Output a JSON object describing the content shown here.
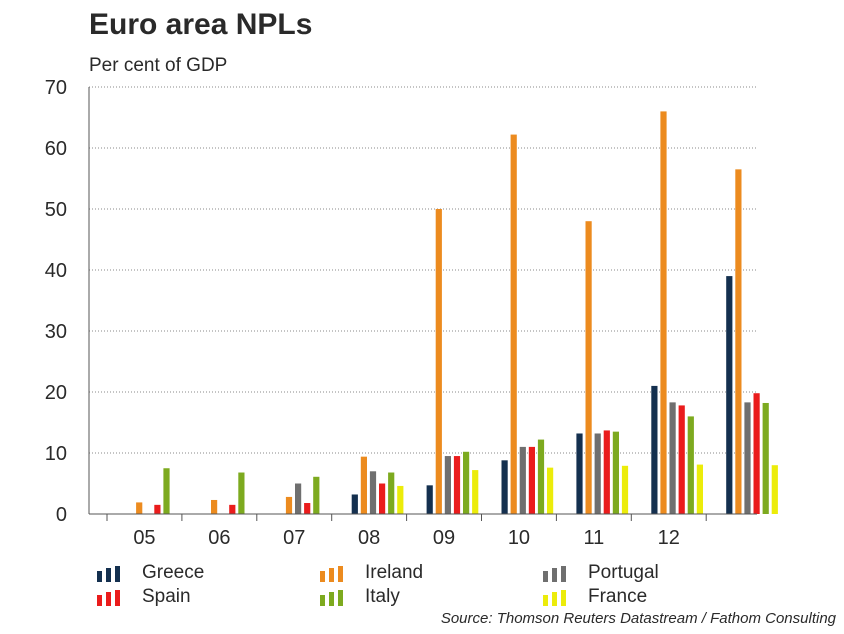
{
  "header": {
    "title": "Euro area NPLs",
    "subtitle": "Per cent of GDP"
  },
  "source": "Source: Thomson Reuters Datastream / Fathom Consulting",
  "chart_data": {
    "type": "bar",
    "title": "Euro area NPLs",
    "ylabel": "Per cent of GDP",
    "xlabel": "",
    "ylim": [
      0,
      70
    ],
    "yticks": [
      0,
      10,
      20,
      30,
      40,
      50,
      60,
      70
    ],
    "grid": true,
    "legend_position": "bottom",
    "categories": [
      "05",
      "06",
      "07",
      "08",
      "09",
      "10",
      "11",
      "12",
      ""
    ],
    "series": [
      {
        "name": "Greece",
        "color": "#14304f",
        "values": [
          0,
          0,
          0,
          3.2,
          4.7,
          8.8,
          13.2,
          21.0,
          39.0
        ]
      },
      {
        "name": "Ireland",
        "color": "#ec8b1f",
        "values": [
          1.9,
          2.3,
          2.8,
          9.4,
          50.0,
          62.2,
          48.0,
          66.0,
          56.5
        ]
      },
      {
        "name": "Portugal",
        "color": "#6f6f6f",
        "values": [
          0,
          0,
          5.0,
          7.0,
          9.5,
          11.0,
          13.2,
          18.3,
          18.3
        ]
      },
      {
        "name": "Spain",
        "color": "#ea1c1c",
        "values": [
          1.5,
          1.5,
          1.8,
          5.0,
          9.5,
          11.0,
          13.7,
          17.8,
          19.8
        ]
      },
      {
        "name": "Italy",
        "color": "#7daa1f",
        "values": [
          7.5,
          6.8,
          6.1,
          6.8,
          10.2,
          12.2,
          13.5,
          16.0,
          18.2
        ]
      },
      {
        "name": "France",
        "color": "#ecec0a",
        "values": [
          0,
          0,
          0,
          4.6,
          7.2,
          7.6,
          7.9,
          8.1,
          8.0
        ]
      }
    ]
  }
}
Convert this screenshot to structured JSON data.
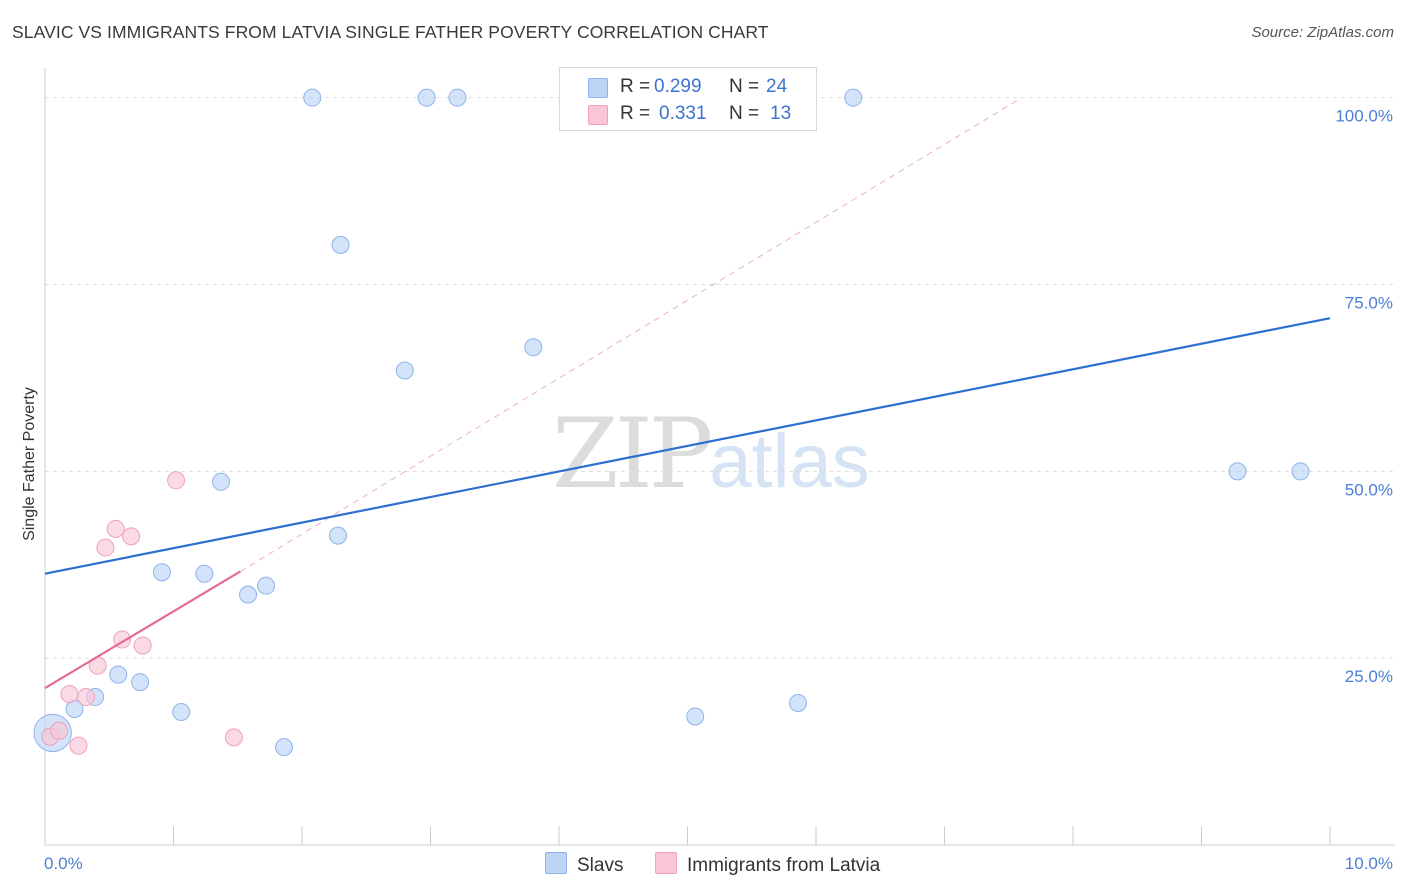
{
  "title": "SLAVIC VS IMMIGRANTS FROM LATVIA SINGLE FATHER POVERTY CORRELATION CHART",
  "source": "Source: ZipAtlas.com",
  "watermark": {
    "zip": "ZIP",
    "atlas": "atlas"
  },
  "legend": {
    "slavs": {
      "r_label": "R =",
      "r_value": "0.299",
      "n_label": "N =",
      "n_value": "24"
    },
    "latvia": {
      "r_label": "R =",
      "r_value": "0.331",
      "n_label": "N =",
      "n_value": "13"
    }
  },
  "bottom_legend": {
    "slavs": "Slavs",
    "latvia": "Immigrants from Latvia"
  },
  "colors": {
    "slavs_fill": "#bcd4f6",
    "slavs_stroke": "#8fb3ea",
    "slavs_line": "#2d6fd0",
    "latvia_fill": "#f8c6d6",
    "latvia_stroke": "#f0a0bb",
    "latvia_line": "#e46a94",
    "tick": "#4a7fd4",
    "grid": "#dddddd"
  },
  "chart_data": {
    "type": "scatter",
    "title": "SLAVIC VS IMMIGRANTS FROM LATVIA SINGLE FATHER POVERTY CORRELATION CHART",
    "xlabel": "",
    "ylabel": "Single Father Poverty",
    "xlim": [
      0,
      10
    ],
    "ylim": [
      0,
      102.5
    ],
    "x_tick_labels": [
      "0.0%",
      "10.0%"
    ],
    "y_ticks": [
      25,
      50,
      75,
      100
    ],
    "y_tick_labels": [
      "25.0%",
      "50.0%",
      "75.0%",
      "100.0%"
    ],
    "series": [
      {
        "name": "Slavs",
        "points": [
          [
            0.06,
            15.0,
            2.2
          ],
          [
            0.23,
            18.2,
            1
          ],
          [
            0.39,
            19.8,
            1
          ],
          [
            0.57,
            22.8,
            1
          ],
          [
            0.74,
            21.8,
            1
          ],
          [
            0.91,
            36.5,
            1
          ],
          [
            1.06,
            17.8,
            1
          ],
          [
            1.24,
            36.3,
            1
          ],
          [
            1.37,
            48.6,
            1
          ],
          [
            1.58,
            33.5,
            1
          ],
          [
            1.72,
            34.7,
            1
          ],
          [
            1.86,
            13.1,
            1
          ],
          [
            2.08,
            100.0,
            1
          ],
          [
            2.28,
            41.4,
            1
          ],
          [
            2.3,
            80.3,
            1
          ],
          [
            2.8,
            63.5,
            1
          ],
          [
            2.97,
            100.0,
            1
          ],
          [
            3.21,
            100.0,
            1
          ],
          [
            3.8,
            66.6,
            1
          ],
          [
            5.06,
            17.2,
            1
          ],
          [
            5.86,
            19.0,
            1
          ],
          [
            6.29,
            100.0,
            1
          ],
          [
            9.28,
            50.0,
            1
          ],
          [
            9.77,
            50.0,
            1
          ]
        ],
        "trend": {
          "x0": 0.0,
          "y0": 36.3,
          "x1": 10.0,
          "y1": 70.5
        }
      },
      {
        "name": "Immigrants from Latvia",
        "points": [
          [
            0.04,
            14.5,
            1
          ],
          [
            0.11,
            15.3,
            1
          ],
          [
            0.19,
            20.2,
            1
          ],
          [
            0.26,
            13.3,
            1
          ],
          [
            0.32,
            19.8,
            1
          ],
          [
            0.41,
            24.0,
            1
          ],
          [
            0.47,
            39.8,
            1
          ],
          [
            0.55,
            42.3,
            1
          ],
          [
            0.6,
            27.5,
            1
          ],
          [
            0.67,
            41.3,
            1
          ],
          [
            0.76,
            26.7,
            1
          ],
          [
            1.02,
            48.8,
            1
          ],
          [
            1.47,
            14.4,
            1
          ]
        ],
        "trend": {
          "x0": 0.0,
          "y0": 21.0,
          "x1": 1.52,
          "y1": 36.6
        },
        "trend_extension": {
          "x0": 1.52,
          "y0": 36.6,
          "x1": 7.6,
          "y1": 100.0
        }
      }
    ]
  }
}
---------------
#### What is needed:
Transcribe every entry above exactly. Omit all pictures.

#### Answer to the problem:
Output a JSON object describing the content shown here.
{
  "header": {
    "title": "Euro area NPLs",
    "subtitle": "Per cent of GDP"
  },
  "source": "Source: Thomson Reuters Datastream / Fathom Consulting",
  "chart_data": {
    "type": "bar",
    "title": "Euro area NPLs",
    "ylabel": "Per cent of GDP",
    "xlabel": "",
    "ylim": [
      0,
      70
    ],
    "yticks": [
      0,
      10,
      20,
      30,
      40,
      50,
      60,
      70
    ],
    "grid": true,
    "legend_position": "bottom",
    "categories": [
      "05",
      "06",
      "07",
      "08",
      "09",
      "10",
      "11",
      "12",
      ""
    ],
    "series": [
      {
        "name": "Greece",
        "color": "#14304f",
        "values": [
          0,
          0,
          0,
          3.2,
          4.7,
          8.8,
          13.2,
          21.0,
          39.0
        ]
      },
      {
        "name": "Ireland",
        "color": "#ec8b1f",
        "values": [
          1.9,
          2.3,
          2.8,
          9.4,
          50.0,
          62.2,
          48.0,
          66.0,
          56.5
        ]
      },
      {
        "name": "Portugal",
        "color": "#6f6f6f",
        "values": [
          0,
          0,
          5.0,
          7.0,
          9.5,
          11.0,
          13.2,
          18.3,
          18.3
        ]
      },
      {
        "name": "Spain",
        "color": "#ea1c1c",
        "values": [
          1.5,
          1.5,
          1.8,
          5.0,
          9.5,
          11.0,
          13.7,
          17.8,
          19.8
        ]
      },
      {
        "name": "Italy",
        "color": "#7daa1f",
        "values": [
          7.5,
          6.8,
          6.1,
          6.8,
          10.2,
          12.2,
          13.5,
          16.0,
          18.2
        ]
      },
      {
        "name": "France",
        "color": "#ecec0a",
        "values": [
          0,
          0,
          0,
          4.6,
          7.2,
          7.6,
          7.9,
          8.1,
          8.0
        ]
      }
    ]
  }
}
Convert this screenshot to structured JSON data.
{
  "title": "SLAVIC VS IMMIGRANTS FROM LATVIA SINGLE FATHER POVERTY CORRELATION CHART",
  "source": "Source: ZipAtlas.com",
  "watermark": {
    "zip": "ZIP",
    "atlas": "atlas"
  },
  "legend": {
    "slavs": {
      "r_label": "R =",
      "r_value": "0.299",
      "n_label": "N =",
      "n_value": "24"
    },
    "latvia": {
      "r_label": "R =",
      "r_value": "0.331",
      "n_label": "N =",
      "n_value": "13"
    }
  },
  "bottom_legend": {
    "slavs": "Slavs",
    "latvia": "Immigrants from Latvia"
  },
  "colors": {
    "slavs_fill": "#bcd4f6",
    "slavs_stroke": "#8fb3ea",
    "slavs_line": "#2d6fd0",
    "latvia_fill": "#f8c6d6",
    "latvia_stroke": "#f0a0bb",
    "latvia_line": "#e46a94",
    "tick": "#4a7fd4",
    "grid": "#dddddd"
  },
  "chart_data": {
    "type": "scatter",
    "title": "SLAVIC VS IMMIGRANTS FROM LATVIA SINGLE FATHER POVERTY CORRELATION CHART",
    "xlabel": "",
    "ylabel": "Single Father Poverty",
    "xlim": [
      0,
      10
    ],
    "ylim": [
      0,
      102.5
    ],
    "x_tick_labels": [
      "0.0%",
      "10.0%"
    ],
    "y_ticks": [
      25,
      50,
      75,
      100
    ],
    "y_tick_labels": [
      "25.0%",
      "50.0%",
      "75.0%",
      "100.0%"
    ],
    "series": [
      {
        "name": "Slavs",
        "points": [
          [
            0.06,
            15.0,
            2.2
          ],
          [
            0.23,
            18.2,
            1
          ],
          [
            0.39,
            19.8,
            1
          ],
          [
            0.57,
            22.8,
            1
          ],
          [
            0.74,
            21.8,
            1
          ],
          [
            0.91,
            36.5,
            1
          ],
          [
            1.06,
            17.8,
            1
          ],
          [
            1.24,
            36.3,
            1
          ],
          [
            1.37,
            48.6,
            1
          ],
          [
            1.58,
            33.5,
            1
          ],
          [
            1.72,
            34.7,
            1
          ],
          [
            1.86,
            13.1,
            1
          ],
          [
            2.08,
            100.0,
            1
          ],
          [
            2.28,
            41.4,
            1
          ],
          [
            2.3,
            80.3,
            1
          ],
          [
            2.8,
            63.5,
            1
          ],
          [
            2.97,
            100.0,
            1
          ],
          [
            3.21,
            100.0,
            1
          ],
          [
            3.8,
            66.6,
            1
          ],
          [
            5.06,
            17.2,
            1
          ],
          [
            5.86,
            19.0,
            1
          ],
          [
            6.29,
            100.0,
            1
          ],
          [
            9.28,
            50.0,
            1
          ],
          [
            9.77,
            50.0,
            1
          ]
        ],
        "trend": {
          "x0": 0.0,
          "y0": 36.3,
          "x1": 10.0,
          "y1": 70.5
        }
      },
      {
        "name": "Immigrants from Latvia",
        "points": [
          [
            0.04,
            14.5,
            1
          ],
          [
            0.11,
            15.3,
            1
          ],
          [
            0.19,
            20.2,
            1
          ],
          [
            0.26,
            13.3,
            1
          ],
          [
            0.32,
            19.8,
            1
          ],
          [
            0.41,
            24.0,
            1
          ],
          [
            0.47,
            39.8,
            1
          ],
          [
            0.55,
            42.3,
            1
          ],
          [
            0.6,
            27.5,
            1
          ],
          [
            0.67,
            41.3,
            1
          ],
          [
            0.76,
            26.7,
            1
          ],
          [
            1.02,
            48.8,
            1
          ],
          [
            1.47,
            14.4,
            1
          ]
        ],
        "trend": {
          "x0": 0.0,
          "y0": 21.0,
          "x1": 1.52,
          "y1": 36.6
        },
        "trend_extension": {
          "x0": 1.52,
          "y0": 36.6,
          "x1": 7.6,
          "y1": 100.0
        }
      }
    ]
  }
}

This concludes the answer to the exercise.